(Stored data entries)
------------------------------------------------
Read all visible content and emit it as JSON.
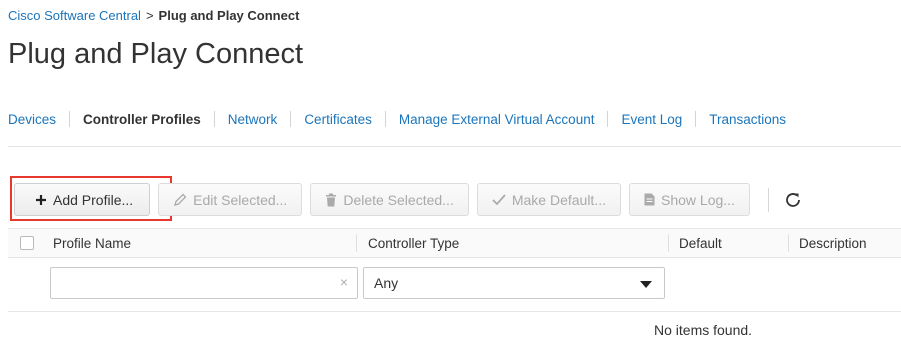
{
  "breadcrumb": {
    "root": "Cisco Software Central",
    "separator": ">",
    "current": "Plug and Play Connect"
  },
  "page_title": "Plug and Play Connect",
  "nav": {
    "tabs": [
      {
        "label": "Devices",
        "active": false
      },
      {
        "label": "Controller Profiles",
        "active": true
      },
      {
        "label": "Network",
        "active": false
      },
      {
        "label": "Certificates",
        "active": false
      },
      {
        "label": "Manage External Virtual Account",
        "active": false
      },
      {
        "label": "Event Log",
        "active": false
      },
      {
        "label": "Transactions",
        "active": false
      }
    ]
  },
  "toolbar": {
    "add_profile": "Add Profile...",
    "edit_selected": "Edit Selected...",
    "delete_selected": "Delete Selected...",
    "make_default": "Make Default...",
    "show_log": "Show Log..."
  },
  "table": {
    "columns": [
      "Profile Name",
      "Controller Type",
      "Default",
      "Description"
    ],
    "filters": {
      "profile_name_value": "",
      "clear_symbol": "×",
      "controller_type_selected": "Any"
    },
    "empty_message": "No items found."
  },
  "colors": {
    "link": "#1b75bb",
    "highlight": "#e8372c"
  }
}
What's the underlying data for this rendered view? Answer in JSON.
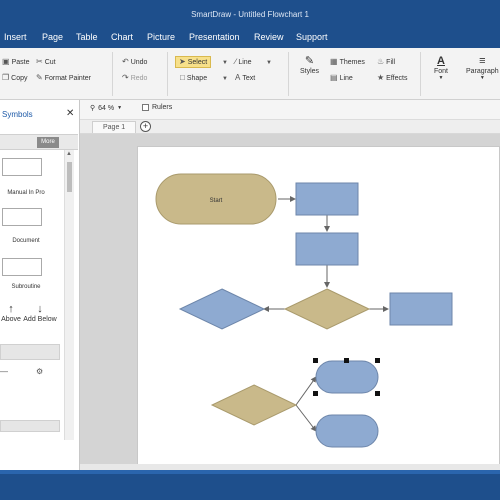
{
  "window": {
    "title": "SmartDraw - Untitled Flowchart 1"
  },
  "menu": {
    "items": [
      "Insert",
      "Page",
      "Table",
      "Chart",
      "Picture",
      "Presentation",
      "Review",
      "Support"
    ]
  },
  "ribbon": {
    "paste": "Paste",
    "cut": "Cut",
    "copy": "Copy",
    "format_painter": "Format Painter",
    "undo": "Undo",
    "redo": "Redo",
    "select": "Select",
    "line": "Line",
    "shape": "Shape",
    "text": "Text",
    "styles": "Styles",
    "themes": "Themes",
    "line_style": "Line",
    "fill": "Fill",
    "effects": "Effects",
    "font": "Font",
    "paragraph": "Paragraph"
  },
  "toolbar": {
    "zoom": "64 %",
    "rulers": "Rulers"
  },
  "pages": {
    "tab": "Page 1",
    "add": "+"
  },
  "left_panel": {
    "title": "Symbols",
    "more": "More",
    "shapes": [
      "Manual In Pro",
      "Document",
      "Subroutine"
    ],
    "actions": [
      "Above",
      "Add Below"
    ]
  },
  "diagram": {
    "start_label": "Start",
    "colors": {
      "process": "#8eaad1",
      "decision": "#c9b98a",
      "terminator": "#c9b98a",
      "stroke": "#6d86aa",
      "connector": "#666666"
    }
  }
}
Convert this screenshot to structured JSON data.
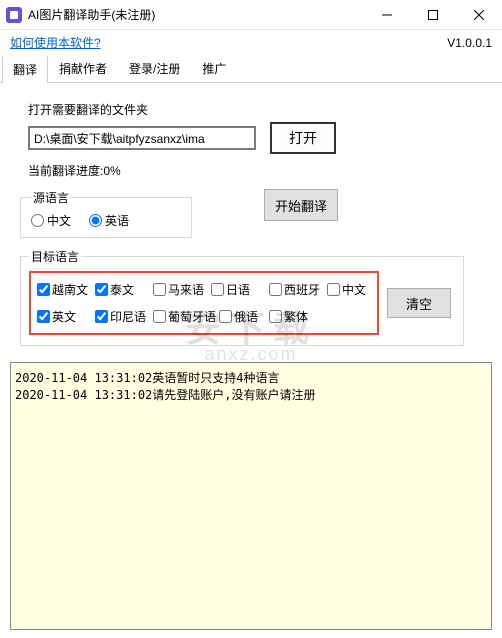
{
  "title": "AI图片翻译助手(未注册)",
  "help_link": "如何使用本软件?",
  "version": "V1.0.0.1",
  "tabs": [
    "翻译",
    "捐献作者",
    "登录/注册",
    "推广"
  ],
  "open_folder_label": "打开需要翻译的文件夹",
  "path_value": "D:\\桌面\\安下载\\aitpfyzsanxz\\ima",
  "open_btn": "打开",
  "progress_label": "当前翻译进度:0%",
  "src_lang_legend": "源语言",
  "src_options": {
    "zh": "中文",
    "en": "英语"
  },
  "start_btn": "开始翻译",
  "target_legend": "目标语言",
  "targets_row1": [
    "越南文",
    "泰文",
    "马来语",
    "日语",
    "西班牙",
    "中文"
  ],
  "targets_row2": [
    "英文",
    "印尼语",
    "葡萄牙语",
    "俄语",
    "繁体"
  ],
  "clear_btn": "清空",
  "log": "2020-11-04 13:31:02英语暂时只支持4种语言\n2020-11-04 13:31:02请先登陆账户,没有账户请注册",
  "watermark": "安下载",
  "watermark_sub": "anxz.com"
}
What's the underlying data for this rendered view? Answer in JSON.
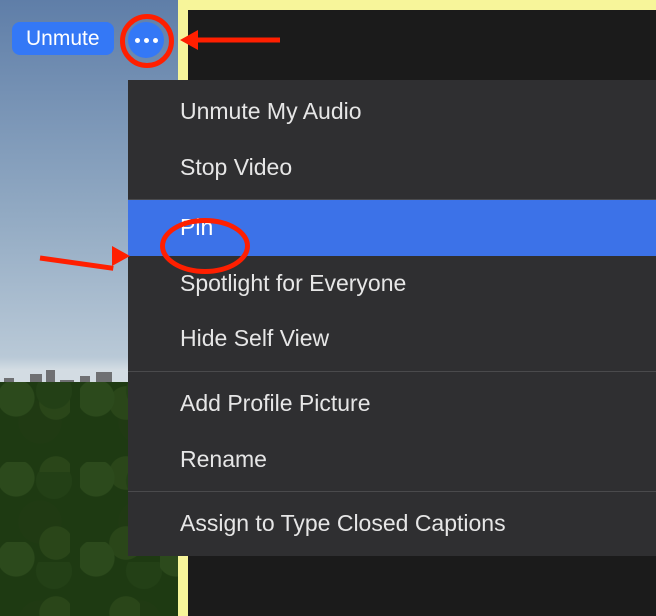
{
  "toolbar": {
    "unmute_label": "Unmute",
    "more_button_name": "more-options"
  },
  "menu": {
    "groups": [
      {
        "items": [
          {
            "label": "Unmute My Audio",
            "highlighted": false
          },
          {
            "label": "Stop Video",
            "highlighted": false
          }
        ]
      },
      {
        "items": [
          {
            "label": "Pin",
            "highlighted": true
          },
          {
            "label": "Spotlight for Everyone",
            "highlighted": false
          },
          {
            "label": "Hide Self View",
            "highlighted": false
          }
        ]
      },
      {
        "items": [
          {
            "label": "Add Profile Picture",
            "highlighted": false
          },
          {
            "label": "Rename",
            "highlighted": false
          }
        ]
      },
      {
        "items": [
          {
            "label": "Assign to Type Closed Captions",
            "highlighted": false
          }
        ]
      }
    ]
  },
  "annotations": {
    "circle_more": true,
    "circle_pin": true,
    "arrow_to_more": true,
    "arrow_to_pin": true,
    "color": "#ff1f00"
  }
}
------------------------------------------------
■ **What needs to be done**:
Make an exact copy of the records shown above, without the pictures.

■ **Problem solution**:
Read all visible content and emit it as JSON.
{
  "breadcrumb": {
    "root": "Cisco Software Central",
    "separator": ">",
    "current": "Plug and Play Connect"
  },
  "page_title": "Plug and Play Connect",
  "nav": {
    "tabs": [
      {
        "label": "Devices",
        "active": false
      },
      {
        "label": "Controller Profiles",
        "active": true
      },
      {
        "label": "Network",
        "active": false
      },
      {
        "label": "Certificates",
        "active": false
      },
      {
        "label": "Manage External Virtual Account",
        "active": false
      },
      {
        "label": "Event Log",
        "active": false
      },
      {
        "label": "Transactions",
        "active": false
      }
    ]
  },
  "toolbar": {
    "add_profile": "Add Profile...",
    "edit_selected": "Edit Selected...",
    "delete_selected": "Delete Selected...",
    "make_default": "Make Default...",
    "show_log": "Show Log..."
  },
  "table": {
    "columns": [
      "Profile Name",
      "Controller Type",
      "Default",
      "Description"
    ],
    "filters": {
      "profile_name_value": "",
      "clear_symbol": "×",
      "controller_type_selected": "Any"
    },
    "empty_message": "No items found."
  },
  "colors": {
    "link": "#1b75bb",
    "highlight": "#e8372c"
  }
}
What's the underlying data for this rendered view? Answer in JSON.
{
  "window": {
    "title": "SmartDraw - Untitled Flowchart 1"
  },
  "menu": {
    "items": [
      "Insert",
      "Page",
      "Table",
      "Chart",
      "Picture",
      "Presentation",
      "Review",
      "Support"
    ]
  },
  "ribbon": {
    "paste": "Paste",
    "cut": "Cut",
    "copy": "Copy",
    "format_painter": "Format Painter",
    "undo": "Undo",
    "redo": "Redo",
    "select": "Select",
    "line": "Line",
    "shape": "Shape",
    "text": "Text",
    "styles": "Styles",
    "themes": "Themes",
    "line_style": "Line",
    "fill": "Fill",
    "effects": "Effects",
    "font": "Font",
    "paragraph": "Paragraph"
  },
  "toolbar": {
    "zoom": "64 %",
    "rulers": "Rulers"
  },
  "pages": {
    "tab": "Page 1",
    "add": "+"
  },
  "left_panel": {
    "title": "Symbols",
    "more": "More",
    "shapes": [
      "Manual In Pro",
      "Document",
      "Subroutine"
    ],
    "actions": [
      "Above",
      "Add Below"
    ]
  },
  "diagram": {
    "start_label": "Start",
    "colors": {
      "process": "#8eaad1",
      "decision": "#c9b98a",
      "terminator": "#c9b98a",
      "stroke": "#6d86aa",
      "connector": "#666666"
    }
  }
}
Convert this screenshot to structured JSON data.
{
  "title": "AI图片翻译助手(未注册)",
  "help_link": "如何使用本软件?",
  "version": "V1.0.0.1",
  "tabs": [
    "翻译",
    "捐献作者",
    "登录/注册",
    "推广"
  ],
  "open_folder_label": "打开需要翻译的文件夹",
  "path_value": "D:\\桌面\\安下载\\aitpfyzsanxz\\ima",
  "open_btn": "打开",
  "progress_label": "当前翻译进度:0%",
  "src_lang_legend": "源语言",
  "src_options": {
    "zh": "中文",
    "en": "英语"
  },
  "start_btn": "开始翻译",
  "target_legend": "目标语言",
  "targets_row1": [
    "越南文",
    "泰文",
    "马来语",
    "日语",
    "西班牙",
    "中文"
  ],
  "targets_row2": [
    "英文",
    "印尼语",
    "葡萄牙语",
    "俄语",
    "繁体"
  ],
  "clear_btn": "清空",
  "log": "2020-11-04 13:31:02英语暂时只支持4种语言\n2020-11-04 13:31:02请先登陆账户,没有账户请注册",
  "watermark": "安下载",
  "watermark_sub": "anxz.com"
}
What's the underlying data for this rendered view? Answer in JSON.
{
  "toolbar": {
    "unmute_label": "Unmute",
    "more_button_name": "more-options"
  },
  "menu": {
    "groups": [
      {
        "items": [
          {
            "label": "Unmute My Audio",
            "highlighted": false
          },
          {
            "label": "Stop Video",
            "highlighted": false
          }
        ]
      },
      {
        "items": [
          {
            "label": "Pin",
            "highlighted": true
          },
          {
            "label": "Spotlight for Everyone",
            "highlighted": false
          },
          {
            "label": "Hide Self View",
            "highlighted": false
          }
        ]
      },
      {
        "items": [
          {
            "label": "Add Profile Picture",
            "highlighted": false
          },
          {
            "label": "Rename",
            "highlighted": false
          }
        ]
      },
      {
        "items": [
          {
            "label": "Assign to Type Closed Captions",
            "highlighted": false
          }
        ]
      }
    ]
  },
  "annotations": {
    "circle_more": true,
    "circle_pin": true,
    "arrow_to_more": true,
    "arrow_to_pin": true,
    "color": "#ff1f00"
  }
}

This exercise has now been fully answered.